[Items from a figure collection]
## start

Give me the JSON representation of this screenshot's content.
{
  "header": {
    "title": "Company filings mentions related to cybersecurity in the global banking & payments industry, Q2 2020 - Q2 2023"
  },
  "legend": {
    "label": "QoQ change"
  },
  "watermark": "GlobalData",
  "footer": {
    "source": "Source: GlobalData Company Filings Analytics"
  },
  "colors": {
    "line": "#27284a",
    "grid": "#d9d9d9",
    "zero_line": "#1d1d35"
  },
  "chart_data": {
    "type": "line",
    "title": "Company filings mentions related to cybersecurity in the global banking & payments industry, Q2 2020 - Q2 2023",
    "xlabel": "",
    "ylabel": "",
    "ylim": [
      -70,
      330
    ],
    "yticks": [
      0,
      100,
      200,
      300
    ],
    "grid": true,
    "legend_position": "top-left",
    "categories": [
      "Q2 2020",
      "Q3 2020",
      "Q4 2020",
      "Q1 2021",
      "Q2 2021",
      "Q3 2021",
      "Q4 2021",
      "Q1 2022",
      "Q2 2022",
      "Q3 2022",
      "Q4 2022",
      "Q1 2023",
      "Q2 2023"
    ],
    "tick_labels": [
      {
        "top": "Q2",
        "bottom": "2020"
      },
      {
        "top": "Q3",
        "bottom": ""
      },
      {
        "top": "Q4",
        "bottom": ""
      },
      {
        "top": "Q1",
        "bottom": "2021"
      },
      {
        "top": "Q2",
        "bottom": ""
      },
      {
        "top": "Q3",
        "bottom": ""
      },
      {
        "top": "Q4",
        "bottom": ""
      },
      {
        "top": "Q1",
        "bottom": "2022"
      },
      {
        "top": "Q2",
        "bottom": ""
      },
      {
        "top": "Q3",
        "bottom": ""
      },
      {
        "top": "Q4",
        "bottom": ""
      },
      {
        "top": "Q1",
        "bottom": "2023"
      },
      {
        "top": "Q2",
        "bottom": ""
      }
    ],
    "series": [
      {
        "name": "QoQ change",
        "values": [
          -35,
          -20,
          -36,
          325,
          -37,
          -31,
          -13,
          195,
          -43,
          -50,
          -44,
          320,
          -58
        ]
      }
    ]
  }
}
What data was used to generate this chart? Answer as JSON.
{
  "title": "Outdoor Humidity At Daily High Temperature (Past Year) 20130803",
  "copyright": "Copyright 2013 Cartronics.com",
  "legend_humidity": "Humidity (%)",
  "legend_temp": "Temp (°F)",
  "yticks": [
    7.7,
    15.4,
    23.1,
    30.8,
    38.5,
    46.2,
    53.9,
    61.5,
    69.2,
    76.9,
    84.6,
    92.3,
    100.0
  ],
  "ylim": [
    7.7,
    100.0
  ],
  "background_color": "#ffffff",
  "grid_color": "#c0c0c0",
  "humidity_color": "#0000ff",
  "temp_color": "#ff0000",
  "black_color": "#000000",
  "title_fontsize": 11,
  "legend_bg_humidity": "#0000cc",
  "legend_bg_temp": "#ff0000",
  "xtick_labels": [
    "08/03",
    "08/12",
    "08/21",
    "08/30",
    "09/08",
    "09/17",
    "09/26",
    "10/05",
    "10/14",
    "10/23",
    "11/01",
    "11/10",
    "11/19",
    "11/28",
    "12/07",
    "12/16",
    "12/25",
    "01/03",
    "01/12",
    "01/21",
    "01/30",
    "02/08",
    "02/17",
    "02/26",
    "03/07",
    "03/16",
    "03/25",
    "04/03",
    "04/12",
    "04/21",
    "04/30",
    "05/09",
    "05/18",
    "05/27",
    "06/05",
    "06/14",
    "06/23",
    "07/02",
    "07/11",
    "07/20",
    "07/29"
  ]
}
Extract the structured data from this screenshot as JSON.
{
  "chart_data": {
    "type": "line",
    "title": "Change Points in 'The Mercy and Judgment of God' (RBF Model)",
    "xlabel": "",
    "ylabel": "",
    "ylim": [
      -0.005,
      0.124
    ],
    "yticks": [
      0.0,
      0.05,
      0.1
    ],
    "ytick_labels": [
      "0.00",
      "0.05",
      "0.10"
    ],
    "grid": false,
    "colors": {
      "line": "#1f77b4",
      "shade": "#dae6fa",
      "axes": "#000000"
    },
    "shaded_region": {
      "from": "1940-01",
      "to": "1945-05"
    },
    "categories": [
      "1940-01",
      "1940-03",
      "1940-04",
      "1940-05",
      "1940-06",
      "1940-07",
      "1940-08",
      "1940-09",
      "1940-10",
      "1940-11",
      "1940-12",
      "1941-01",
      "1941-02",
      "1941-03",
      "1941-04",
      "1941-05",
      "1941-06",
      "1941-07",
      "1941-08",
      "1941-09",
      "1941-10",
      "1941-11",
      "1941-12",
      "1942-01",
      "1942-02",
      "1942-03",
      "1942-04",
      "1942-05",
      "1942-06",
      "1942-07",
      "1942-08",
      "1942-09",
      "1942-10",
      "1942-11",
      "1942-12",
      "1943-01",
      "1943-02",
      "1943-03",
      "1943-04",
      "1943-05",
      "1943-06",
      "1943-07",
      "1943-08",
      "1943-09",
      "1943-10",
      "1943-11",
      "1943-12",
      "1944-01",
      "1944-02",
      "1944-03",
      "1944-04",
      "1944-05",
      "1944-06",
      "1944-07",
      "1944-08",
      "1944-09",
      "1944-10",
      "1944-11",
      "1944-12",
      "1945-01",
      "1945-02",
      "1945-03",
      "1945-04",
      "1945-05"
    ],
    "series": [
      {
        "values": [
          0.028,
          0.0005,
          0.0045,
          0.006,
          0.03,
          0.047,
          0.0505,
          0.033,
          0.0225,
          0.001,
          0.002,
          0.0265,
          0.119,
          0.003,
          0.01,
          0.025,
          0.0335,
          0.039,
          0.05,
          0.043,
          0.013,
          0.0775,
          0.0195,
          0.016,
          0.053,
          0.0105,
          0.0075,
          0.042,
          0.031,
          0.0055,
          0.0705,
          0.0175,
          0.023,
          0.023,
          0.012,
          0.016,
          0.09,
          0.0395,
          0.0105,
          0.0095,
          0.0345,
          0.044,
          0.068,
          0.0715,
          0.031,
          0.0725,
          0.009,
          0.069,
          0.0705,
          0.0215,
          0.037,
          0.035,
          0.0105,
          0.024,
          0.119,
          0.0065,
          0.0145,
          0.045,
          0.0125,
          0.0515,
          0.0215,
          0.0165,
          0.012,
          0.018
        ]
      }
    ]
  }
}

## end

__EXERCISE DESCRIPTION__
Reproduce every line of the material above exactly.

__THE REPLY__
Give me the JSON representation of this screenshot's content.
{
  "header": {
    "title": "Company filings mentions related to cybersecurity in the global banking & payments industry, Q2 2020 - Q2 2023"
  },
  "legend": {
    "label": "QoQ change"
  },
  "watermark": "GlobalData",
  "footer": {
    "source": "Source: GlobalData Company Filings Analytics"
  },
  "colors": {
    "line": "#27284a",
    "grid": "#d9d9d9",
    "zero_line": "#1d1d35"
  },
  "chart_data": {
    "type": "line",
    "title": "Company filings mentions related to cybersecurity in the global banking & payments industry, Q2 2020 - Q2 2023",
    "xlabel": "",
    "ylabel": "",
    "ylim": [
      -70,
      330
    ],
    "yticks": [
      0,
      100,
      200,
      300
    ],
    "grid": true,
    "legend_position": "top-left",
    "categories": [
      "Q2 2020",
      "Q3 2020",
      "Q4 2020",
      "Q1 2021",
      "Q2 2021",
      "Q3 2021",
      "Q4 2021",
      "Q1 2022",
      "Q2 2022",
      "Q3 2022",
      "Q4 2022",
      "Q1 2023",
      "Q2 2023"
    ],
    "tick_labels": [
      {
        "top": "Q2",
        "bottom": "2020"
      },
      {
        "top": "Q3",
        "bottom": ""
      },
      {
        "top": "Q4",
        "bottom": ""
      },
      {
        "top": "Q1",
        "bottom": "2021"
      },
      {
        "top": "Q2",
        "bottom": ""
      },
      {
        "top": "Q3",
        "bottom": ""
      },
      {
        "top": "Q4",
        "bottom": ""
      },
      {
        "top": "Q1",
        "bottom": "2022"
      },
      {
        "top": "Q2",
        "bottom": ""
      },
      {
        "top": "Q3",
        "bottom": ""
      },
      {
        "top": "Q4",
        "bottom": ""
      },
      {
        "top": "Q1",
        "bottom": "2023"
      },
      {
        "top": "Q2",
        "bottom": ""
      }
    ],
    "series": [
      {
        "name": "QoQ change",
        "values": [
          -35,
          -20,
          -36,
          325,
          -37,
          -31,
          -13,
          195,
          -43,
          -50,
          -44,
          320,
          -58
        ]
      }
    ]
  }
}
What data was used to generate this chart? Answer as JSON.
{
  "title": "Outdoor Humidity At Daily High Temperature (Past Year) 20130803",
  "copyright": "Copyright 2013 Cartronics.com",
  "legend_humidity": "Humidity (%)",
  "legend_temp": "Temp (°F)",
  "yticks": [
    7.7,
    15.4,
    23.1,
    30.8,
    38.5,
    46.2,
    53.9,
    61.5,
    69.2,
    76.9,
    84.6,
    92.3,
    100.0
  ],
  "ylim": [
    7.7,
    100.0
  ],
  "background_color": "#ffffff",
  "grid_color": "#c0c0c0",
  "humidity_color": "#0000ff",
  "temp_color": "#ff0000",
  "black_color": "#000000",
  "title_fontsize": 11,
  "legend_bg_humidity": "#0000cc",
  "legend_bg_temp": "#ff0000",
  "xtick_labels": [
    "08/03",
    "08/12",
    "08/21",
    "08/30",
    "09/08",
    "09/17",
    "09/26",
    "10/05",
    "10/14",
    "10/23",
    "11/01",
    "11/10",
    "11/19",
    "11/28",
    "12/07",
    "12/16",
    "12/25",
    "01/03",
    "01/12",
    "01/21",
    "01/30",
    "02/08",
    "02/17",
    "02/26",
    "03/07",
    "03/16",
    "03/25",
    "04/03",
    "04/12",
    "04/21",
    "04/30",
    "05/09",
    "05/18",
    "05/27",
    "06/05",
    "06/14",
    "06/23",
    "07/02",
    "07/11",
    "07/20",
    "07/29"
  ]
}
Extract the structured data from this screenshot as JSON.
{
  "chart_data": {
    "type": "line",
    "title": "Change Points in 'The Mercy and Judgment of God' (RBF Model)",
    "xlabel": "",
    "ylabel": "",
    "ylim": [
      -0.005,
      0.124
    ],
    "yticks": [
      0.0,
      0.05,
      0.1
    ],
    "ytick_labels": [
      "0.00",
      "0.05",
      "0.10"
    ],
    "grid": false,
    "colors": {
      "line": "#1f77b4",
      "shade": "#dae6fa",
      "axes": "#000000"
    },
    "shaded_region": {
      "from": "1940-01",
      "to": "1945-05"
    },
    "categories": [
      "1940-01",
      "1940-03",
      "1940-04",
      "1940-05",
      "1940-06",
      "1940-07",
      "1940-08",
      "1940-09",
      "1940-10",
      "1940-11",
      "1940-12",
      "1941-01",
      "1941-02",
      "1941-03",
      "1941-04",
      "1941-05",
      "1941-06",
      "1941-07",
      "1941-08",
      "1941-09",
      "1941-10",
      "1941-11",
      "1941-12",
      "1942-01",
      "1942-02",
      "1942-03",
      "1942-04",
      "1942-05",
      "1942-06",
      "1942-07",
      "1942-08",
      "1942-09",
      "1942-10",
      "1942-11",
      "1942-12",
      "1943-01",
      "1943-02",
      "1943-03",
      "1943-04",
      "1943-05",
      "1943-06",
      "1943-07",
      "1943-08",
      "1943-09",
      "1943-10",
      "1943-11",
      "1943-12",
      "1944-01",
      "1944-02",
      "1944-03",
      "1944-04",
      "1944-05",
      "1944-06",
      "1944-07",
      "1944-08",
      "1944-09",
      "1944-10",
      "1944-11",
      "1944-12",
      "1945-01",
      "1945-02",
      "1945-03",
      "1945-04",
      "1945-05"
    ],
    "series": [
      {
        "values": [
          0.028,
          0.0005,
          0.0045,
          0.006,
          0.03,
          0.047,
          0.0505,
          0.033,
          0.0225,
          0.001,
          0.002,
          0.0265,
          0.119,
          0.003,
          0.01,
          0.025,
          0.0335,
          0.039,
          0.05,
          0.043,
          0.013,
          0.0775,
          0.0195,
          0.016,
          0.053,
          0.0105,
          0.0075,
          0.042,
          0.031,
          0.0055,
          0.0705,
          0.0175,
          0.023,
          0.023,
          0.012,
          0.016,
          0.09,
          0.0395,
          0.0105,
          0.0095,
          0.0345,
          0.044,
          0.068,
          0.0715,
          0.031,
          0.0725,
          0.009,
          0.069,
          0.0705,
          0.0215,
          0.037,
          0.035,
          0.0105,
          0.024,
          0.119,
          0.0065,
          0.0145,
          0.045,
          0.0125,
          0.0515,
          0.0215,
          0.0165,
          0.012,
          0.018
        ]
      }
    ]
  }
}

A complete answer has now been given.